>> Start

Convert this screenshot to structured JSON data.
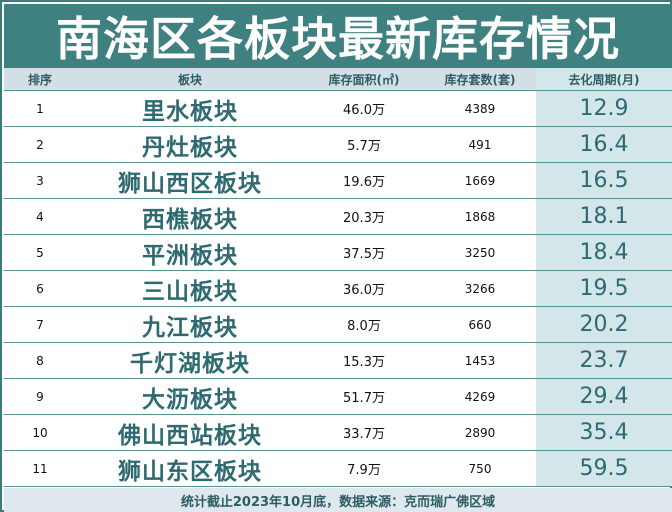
{
  "title": "南海区各板块最新库存情况",
  "headers": {
    "index": "排序",
    "block": "板块",
    "area": "库存面积(㎡)",
    "units": "库存套数(套)",
    "period": "去化周期(月)"
  },
  "rows": [
    {
      "index": "1",
      "block": "里水板块",
      "area": "46.0万",
      "units": "4389",
      "period": "12.9"
    },
    {
      "index": "2",
      "block": "丹灶板块",
      "area": "5.7万",
      "units": "491",
      "period": "16.4"
    },
    {
      "index": "3",
      "block": "狮山西区板块",
      "area": "19.6万",
      "units": "1669",
      "period": "16.5"
    },
    {
      "index": "4",
      "block": "西樵板块",
      "area": "20.3万",
      "units": "1868",
      "period": "18.1"
    },
    {
      "index": "5",
      "block": "平洲板块",
      "area": "37.5万",
      "units": "3250",
      "period": "18.4"
    },
    {
      "index": "6",
      "block": "三山板块",
      "area": "36.0万",
      "units": "3266",
      "period": "19.5"
    },
    {
      "index": "7",
      "block": "九江板块",
      "area": "8.0万",
      "units": "660",
      "period": "20.2"
    },
    {
      "index": "8",
      "block": "千灯湖板块",
      "area": "15.3万",
      "units": "1453",
      "period": "23.7"
    },
    {
      "index": "9",
      "block": "大沥板块",
      "area": "51.7万",
      "units": "4269",
      "period": "29.4"
    },
    {
      "index": "10",
      "block": "佛山西站板块",
      "area": "33.7万",
      "units": "2890",
      "period": "35.4"
    },
    {
      "index": "11",
      "block": "狮山东区板块",
      "area": "7.9万",
      "units": "750",
      "period": "59.5"
    }
  ],
  "footer": "统计截止2023年10月底，数据来源：克而瑞广佛区域",
  "colors": {
    "title_bg": "#3f8080",
    "header_bg": "#d2dfe6",
    "period_col_bg": "#d3e6ea",
    "block_text": "#2e6a71"
  }
}
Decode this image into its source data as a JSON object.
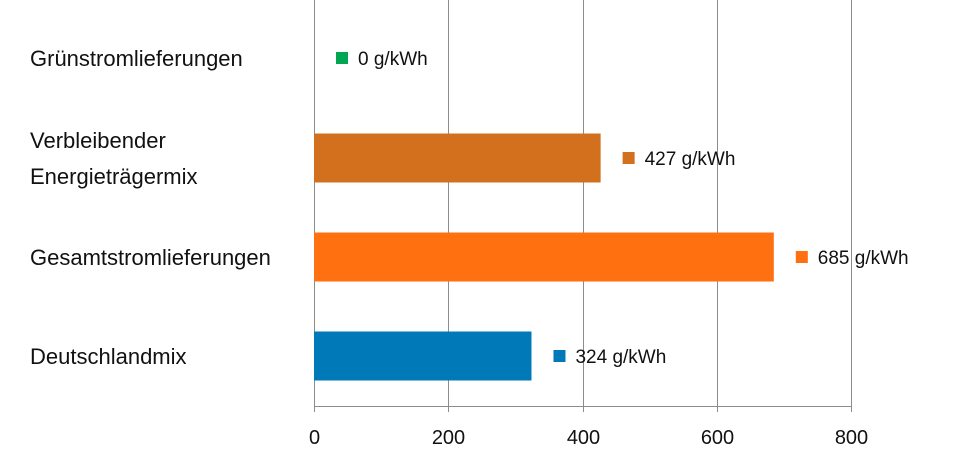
{
  "chart_data": {
    "type": "bar",
    "orientation": "horizontal",
    "categories": [
      [
        "Grünstromlieferungen"
      ],
      [
        "Verbleibender",
        "Energieträgermix"
      ],
      [
        "Gesamtstromlieferungen"
      ],
      [
        "Deutschlandmix"
      ]
    ],
    "values": [
      0,
      427,
      685,
      324
    ],
    "data_labels": [
      "0 g/kWh",
      "427 g/kWh",
      "685 g/kWh",
      "324 g/kWh"
    ],
    "colors": [
      "#00a651",
      "#d2701e",
      "#ff7010",
      "#0079b8"
    ],
    "xlim": [
      0,
      800
    ],
    "xticks": [
      0,
      200,
      400,
      600,
      800
    ],
    "xtick_labels": [
      "0",
      "200",
      "400",
      "600",
      "800"
    ],
    "grid": "vertical"
  }
}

>> End

Take the line containing "Decode this image" through the last line of the material and retype exactly those lines, both ends included, with no pictures.

Task answer:
Decode this image into its source data as a JSON object.
{
  "chart_data": {
    "type": "bar",
    "orientation": "horizontal",
    "categories": [
      [
        "Grünstromlieferungen"
      ],
      [
        "Verbleibender",
        "Energieträgermix"
      ],
      [
        "Gesamtstromlieferungen"
      ],
      [
        "Deutschlandmix"
      ]
    ],
    "values": [
      0,
      427,
      685,
      324
    ],
    "data_labels": [
      "0 g/kWh",
      "427 g/kWh",
      "685 g/kWh",
      "324 g/kWh"
    ],
    "colors": [
      "#00a651",
      "#d2701e",
      "#ff7010",
      "#0079b8"
    ],
    "xlim": [
      0,
      800
    ],
    "xticks": [
      0,
      200,
      400,
      600,
      800
    ],
    "xtick_labels": [
      "0",
      "200",
      "400",
      "600",
      "800"
    ],
    "grid": "vertical"
  }
}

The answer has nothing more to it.